Exactly repeat all the records below, omitting the images they hold.

++++ DATA EXTRACT ++++

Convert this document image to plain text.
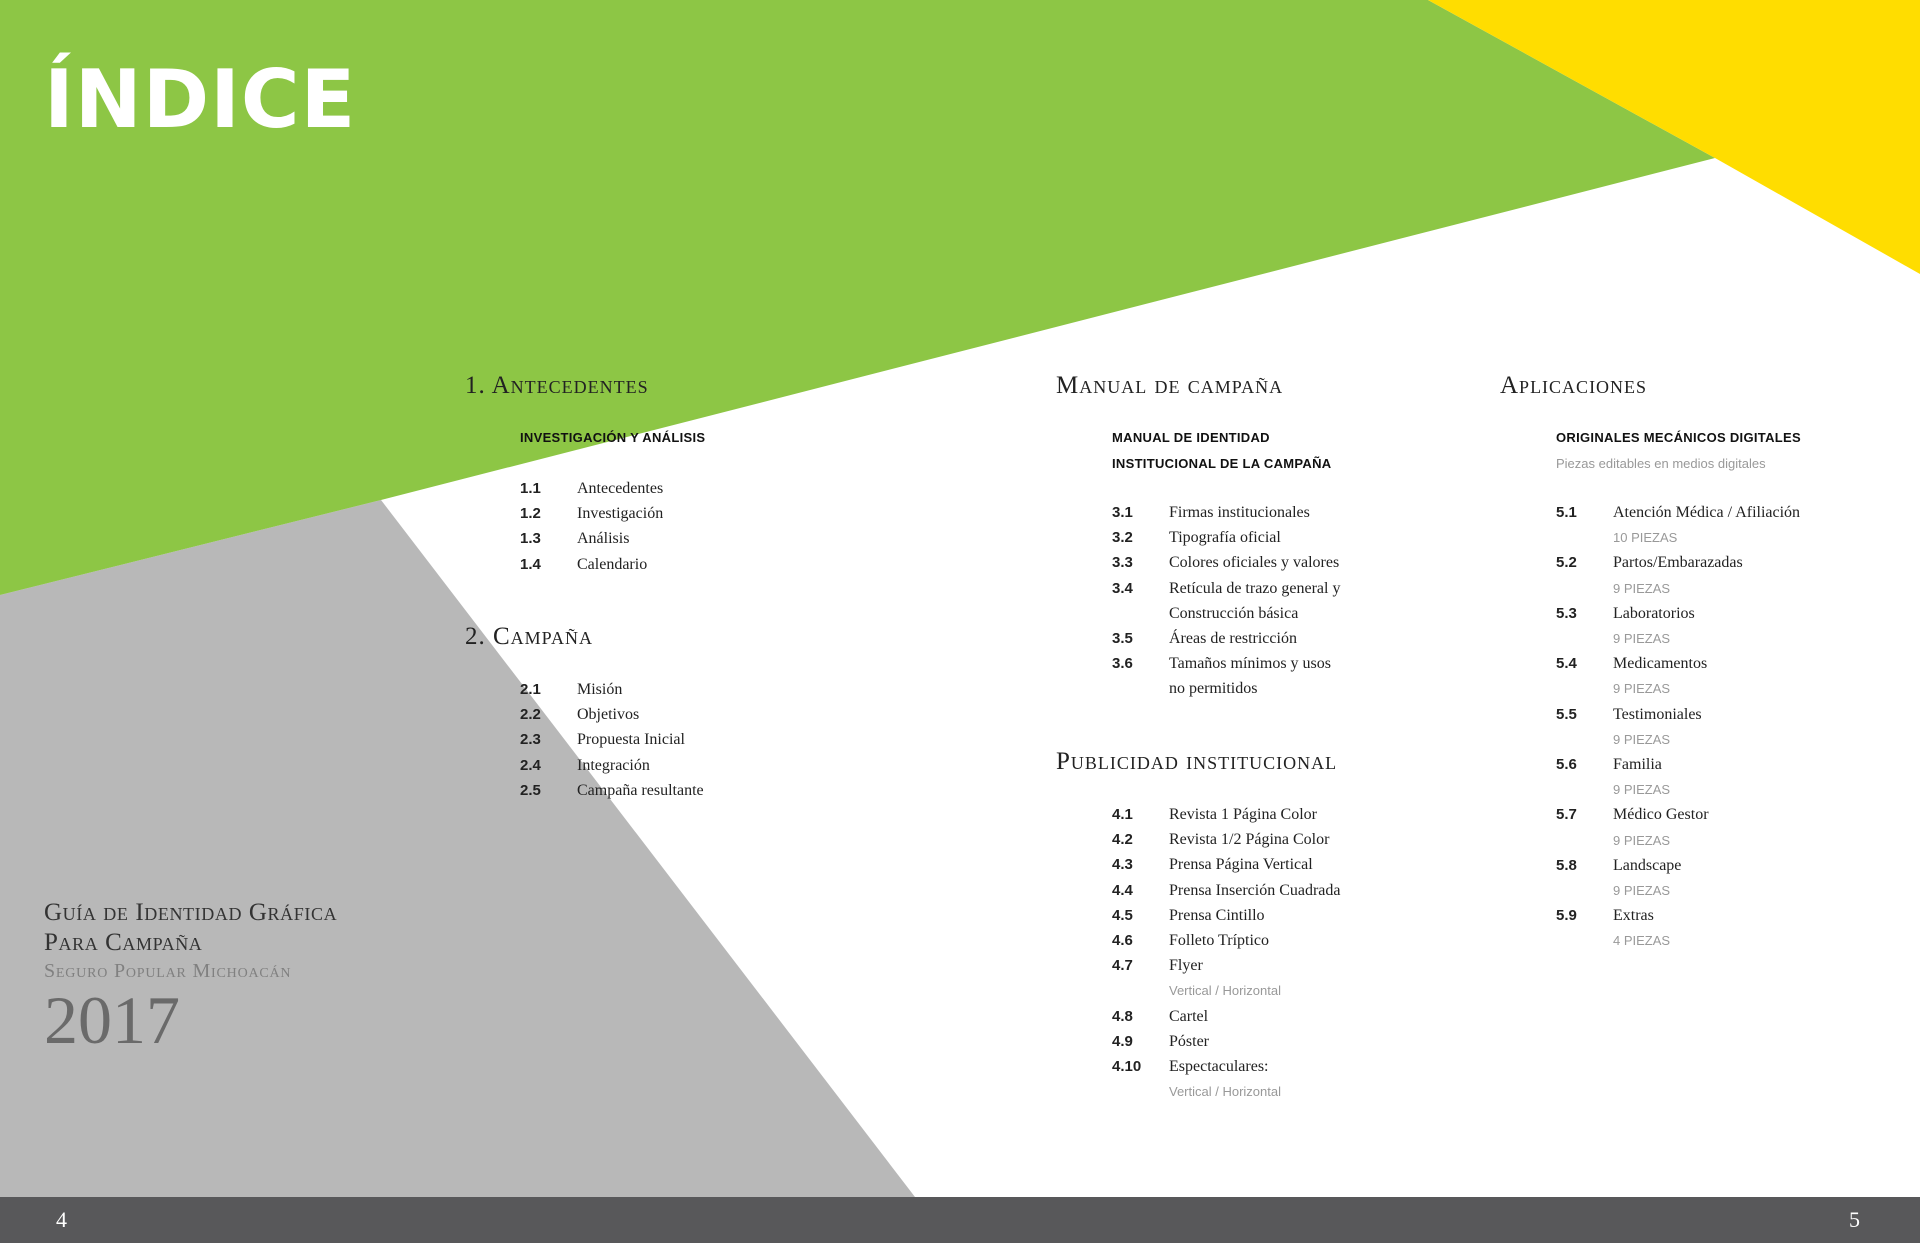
ÍNDICE
1. Antecedentes
INVESTIGACIÓN Y ANÁLISIS
1.1	Antecedentes
1.2	Investigación
1.3	Análisis
1.4	Calendario
2. Campaña
2.1	Misión
2.2	Objetivos
2.3	Propuesta Inicial
2.4	Integración
2.5	Campaña resultante
Manual de campaña
MANUAL DE IDENTIDAD
INSTITUCIONAL DE LA CAMPAÑA
3.1	Firmas institucionales
3.2	Tipografía oficial
3.3	Colores oficiales y valores
3.4	Retícula de trazo general y
Construcción básica
3.5	Áreas de restricción
3.6	Tamaños mínimos y usos
no permitidos
Publicidad institucional
4.1	Revista 1 Página Color
4.2	Revista 1/2 Página Color
4.3	Prensa Página Vertical
4.4	Prensa Inserción Cuadrada
4.5	Prensa Cintillo
4.6	Folleto Tríptico
4.7	Flyer
Vertical / Horizontal
4.8	Cartel
4.9	Póster
4.10	Espectaculares:
Vertical / Horizontal
Aplicaciones
ORIGINALES MECÁNICOS DIGITALES
Piezas editables en medios digitales
5.1	Atención Médica / Afiliación
10 PIEZAS
5.2	Partos/Embarazadas
9 PIEZAS
5.3	Laboratorios
9 PIEZAS
5.4	Medicamentos
9 PIEZAS
5.5	Testimoniales
9 PIEZAS
5.6	Familia
9 PIEZAS
5.7	Médico Gestor
9 PIEZAS
5.8	Landscape
9 PIEZAS
5.9	Extras
4 PIEZAS
Guía de Identidad Gráfica
Para Campaña
Seguro Popular Michoacán
2017
4	5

++++

**THE COMPLETED TASK**
Convert this document image to plain text.
ÍNDICE
1. Antecedentes
INVESTIGACIÓN Y ANÁLISIS
1.1	Antecedentes
1.2	Investigación
1.3	Análisis
1.4	Calendario
2. Campaña
2.1	Misión
2.2	Objetivos
2.3	Propuesta Inicial
2.4	Integración
2.5	Campaña resultante
Manual de campaña
MANUAL DE IDENTIDAD
INSTITUCIONAL DE LA CAMPAÑA
3.1	Firmas institucionales
3.2	Tipografía oficial
3.3	Colores oficiales y valores
3.4	Retícula de trazo general y
Construcción básica
3.5	Áreas de restricción
3.6	Tamaños mínimos y usos
no permitidos
Publicidad institucional
4.1	Revista 1 Página Color
4.2	Revista 1/2 Página Color
4.3	Prensa Página Vertical
4.4	Prensa Inserción Cuadrada
4.5	Prensa Cintillo
4.6	Folleto Tríptico
4.7	Flyer
Vertical / Horizontal
4.8	Cartel
4.9	Póster
4.10	Espectaculares:
Vertical / Horizontal
Aplicaciones
ORIGINALES MECÁNICOS DIGITALES
Piezas editables en medios digitales
5.1	Atención Médica / Afiliación
10 PIEZAS
5.2	Partos/Embarazadas
9 PIEZAS
5.3	Laboratorios
9 PIEZAS
5.4	Medicamentos
9 PIEZAS
5.5	Testimoniales
9 PIEZAS
5.6	Familia
9 PIEZAS
5.7	Médico Gestor
9 PIEZAS
5.8	Landscape
9 PIEZAS
5.9	Extras
4 PIEZAS
Guía de Identidad Gráfica
Para Campaña
Seguro Popular Michoacán
2017
4	5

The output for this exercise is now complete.